┌─ RECORD EXTRACTS

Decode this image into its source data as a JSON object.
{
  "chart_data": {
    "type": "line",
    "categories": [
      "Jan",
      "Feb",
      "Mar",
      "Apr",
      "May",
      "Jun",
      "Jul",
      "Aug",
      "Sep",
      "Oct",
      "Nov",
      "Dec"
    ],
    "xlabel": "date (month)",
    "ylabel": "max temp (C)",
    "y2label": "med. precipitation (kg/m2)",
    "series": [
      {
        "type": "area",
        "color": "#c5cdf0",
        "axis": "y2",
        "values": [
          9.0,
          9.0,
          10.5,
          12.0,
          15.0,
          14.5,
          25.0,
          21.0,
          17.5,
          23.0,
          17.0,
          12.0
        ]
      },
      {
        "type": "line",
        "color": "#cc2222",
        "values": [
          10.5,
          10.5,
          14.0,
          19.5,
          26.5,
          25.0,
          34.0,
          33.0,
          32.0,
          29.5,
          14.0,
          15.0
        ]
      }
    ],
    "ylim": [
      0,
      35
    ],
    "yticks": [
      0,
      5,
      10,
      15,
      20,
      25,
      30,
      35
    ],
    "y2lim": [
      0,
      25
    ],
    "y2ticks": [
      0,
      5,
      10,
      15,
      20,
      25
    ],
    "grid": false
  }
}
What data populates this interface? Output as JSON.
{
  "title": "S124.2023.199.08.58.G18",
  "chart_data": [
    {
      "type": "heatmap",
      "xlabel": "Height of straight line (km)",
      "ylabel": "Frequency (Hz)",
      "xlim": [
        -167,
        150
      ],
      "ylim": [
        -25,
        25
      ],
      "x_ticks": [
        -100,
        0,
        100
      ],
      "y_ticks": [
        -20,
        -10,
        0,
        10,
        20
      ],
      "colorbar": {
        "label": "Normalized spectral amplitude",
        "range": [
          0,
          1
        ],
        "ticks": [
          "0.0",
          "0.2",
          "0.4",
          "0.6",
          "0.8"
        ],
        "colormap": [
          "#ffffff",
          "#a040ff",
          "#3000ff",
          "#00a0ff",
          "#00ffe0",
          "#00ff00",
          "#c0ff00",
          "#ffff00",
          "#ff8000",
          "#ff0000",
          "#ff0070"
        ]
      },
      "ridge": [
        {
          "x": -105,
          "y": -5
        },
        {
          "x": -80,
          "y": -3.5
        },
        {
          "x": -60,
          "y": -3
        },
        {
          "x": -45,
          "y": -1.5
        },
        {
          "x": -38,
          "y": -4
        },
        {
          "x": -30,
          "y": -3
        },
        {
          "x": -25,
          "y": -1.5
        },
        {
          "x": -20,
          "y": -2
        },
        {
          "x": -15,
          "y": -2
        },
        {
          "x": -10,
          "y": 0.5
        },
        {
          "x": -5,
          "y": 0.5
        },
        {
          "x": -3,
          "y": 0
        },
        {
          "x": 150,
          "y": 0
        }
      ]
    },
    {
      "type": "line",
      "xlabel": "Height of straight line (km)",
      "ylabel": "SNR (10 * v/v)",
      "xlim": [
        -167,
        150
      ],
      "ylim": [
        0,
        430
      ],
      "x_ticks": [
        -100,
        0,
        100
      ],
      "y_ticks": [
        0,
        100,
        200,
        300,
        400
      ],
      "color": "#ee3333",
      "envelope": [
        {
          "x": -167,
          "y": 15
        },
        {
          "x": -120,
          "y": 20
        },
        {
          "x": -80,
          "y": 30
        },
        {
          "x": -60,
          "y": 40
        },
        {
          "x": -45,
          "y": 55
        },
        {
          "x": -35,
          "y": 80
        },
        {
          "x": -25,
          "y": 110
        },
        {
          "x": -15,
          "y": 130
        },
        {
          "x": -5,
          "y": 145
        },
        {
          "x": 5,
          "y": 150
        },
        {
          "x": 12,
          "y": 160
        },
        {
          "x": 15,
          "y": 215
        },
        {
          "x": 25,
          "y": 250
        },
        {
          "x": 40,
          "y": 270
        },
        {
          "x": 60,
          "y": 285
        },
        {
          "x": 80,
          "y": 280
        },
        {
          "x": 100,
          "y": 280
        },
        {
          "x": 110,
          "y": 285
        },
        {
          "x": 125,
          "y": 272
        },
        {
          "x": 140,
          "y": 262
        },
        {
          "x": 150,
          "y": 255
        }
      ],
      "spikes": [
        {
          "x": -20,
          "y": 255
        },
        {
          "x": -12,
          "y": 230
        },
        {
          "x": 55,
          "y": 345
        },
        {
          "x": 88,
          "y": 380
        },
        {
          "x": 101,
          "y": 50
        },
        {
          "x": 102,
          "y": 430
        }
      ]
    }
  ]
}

└─

WRITTEN PROBLEM.
Every record above should be output exactly.

TASK OUTPUT.
Decode this image into its source data as a JSON object.
{
  "chart_data": {
    "type": "line",
    "categories": [
      "Jan",
      "Feb",
      "Mar",
      "Apr",
      "May",
      "Jun",
      "Jul",
      "Aug",
      "Sep",
      "Oct",
      "Nov",
      "Dec"
    ],
    "xlabel": "date (month)",
    "ylabel": "max temp (C)",
    "y2label": "med. precipitation (kg/m2)",
    "series": [
      {
        "type": "area",
        "color": "#c5cdf0",
        "axis": "y2",
        "values": [
          9.0,
          9.0,
          10.5,
          12.0,
          15.0,
          14.5,
          25.0,
          21.0,
          17.5,
          23.0,
          17.0,
          12.0
        ]
      },
      {
        "type": "line",
        "color": "#cc2222",
        "values": [
          10.5,
          10.5,
          14.0,
          19.5,
          26.5,
          25.0,
          34.0,
          33.0,
          32.0,
          29.5,
          14.0,
          15.0
        ]
      }
    ],
    "ylim": [
      0,
      35
    ],
    "yticks": [
      0,
      5,
      10,
      15,
      20,
      25,
      30,
      35
    ],
    "y2lim": [
      0,
      25
    ],
    "y2ticks": [
      0,
      5,
      10,
      15,
      20,
      25
    ],
    "grid": false
  }
}
What data populates this interface? Output as JSON.
{
  "title": "S124.2023.199.08.58.G18",
  "chart_data": [
    {
      "type": "heatmap",
      "xlabel": "Height of straight line (km)",
      "ylabel": "Frequency (Hz)",
      "xlim": [
        -167,
        150
      ],
      "ylim": [
        -25,
        25
      ],
      "x_ticks": [
        -100,
        0,
        100
      ],
      "y_ticks": [
        -20,
        -10,
        0,
        10,
        20
      ],
      "colorbar": {
        "label": "Normalized spectral amplitude",
        "range": [
          0,
          1
        ],
        "ticks": [
          "0.0",
          "0.2",
          "0.4",
          "0.6",
          "0.8"
        ],
        "colormap": [
          "#ffffff",
          "#a040ff",
          "#3000ff",
          "#00a0ff",
          "#00ffe0",
          "#00ff00",
          "#c0ff00",
          "#ffff00",
          "#ff8000",
          "#ff0000",
          "#ff0070"
        ]
      },
      "ridge": [
        {
          "x": -105,
          "y": -5
        },
        {
          "x": -80,
          "y": -3.5
        },
        {
          "x": -60,
          "y": -3
        },
        {
          "x": -45,
          "y": -1.5
        },
        {
          "x": -38,
          "y": -4
        },
        {
          "x": -30,
          "y": -3
        },
        {
          "x": -25,
          "y": -1.5
        },
        {
          "x": -20,
          "y": -2
        },
        {
          "x": -15,
          "y": -2
        },
        {
          "x": -10,
          "y": 0.5
        },
        {
          "x": -5,
          "y": 0.5
        },
        {
          "x": -3,
          "y": 0
        },
        {
          "x": 150,
          "y": 0
        }
      ]
    },
    {
      "type": "line",
      "xlabel": "Height of straight line (km)",
      "ylabel": "SNR (10 * v/v)",
      "xlim": [
        -167,
        150
      ],
      "ylim": [
        0,
        430
      ],
      "x_ticks": [
        -100,
        0,
        100
      ],
      "y_ticks": [
        0,
        100,
        200,
        300,
        400
      ],
      "color": "#ee3333",
      "envelope": [
        {
          "x": -167,
          "y": 15
        },
        {
          "x": -120,
          "y": 20
        },
        {
          "x": -80,
          "y": 30
        },
        {
          "x": -60,
          "y": 40
        },
        {
          "x": -45,
          "y": 55
        },
        {
          "x": -35,
          "y": 80
        },
        {
          "x": -25,
          "y": 110
        },
        {
          "x": -15,
          "y": 130
        },
        {
          "x": -5,
          "y": 145
        },
        {
          "x": 5,
          "y": 150
        },
        {
          "x": 12,
          "y": 160
        },
        {
          "x": 15,
          "y": 215
        },
        {
          "x": 25,
          "y": 250
        },
        {
          "x": 40,
          "y": 270
        },
        {
          "x": 60,
          "y": 285
        },
        {
          "x": 80,
          "y": 280
        },
        {
          "x": 100,
          "y": 280
        },
        {
          "x": 110,
          "y": 285
        },
        {
          "x": 125,
          "y": 272
        },
        {
          "x": 140,
          "y": 262
        },
        {
          "x": 150,
          "y": 255
        }
      ],
      "spikes": [
        {
          "x": -20,
          "y": 255
        },
        {
          "x": -12,
          "y": 230
        },
        {
          "x": 55,
          "y": 345
        },
        {
          "x": 88,
          "y": 380
        },
        {
          "x": 101,
          "y": 50
        },
        {
          "x": 102,
          "y": 430
        }
      ]
    }
  ]
}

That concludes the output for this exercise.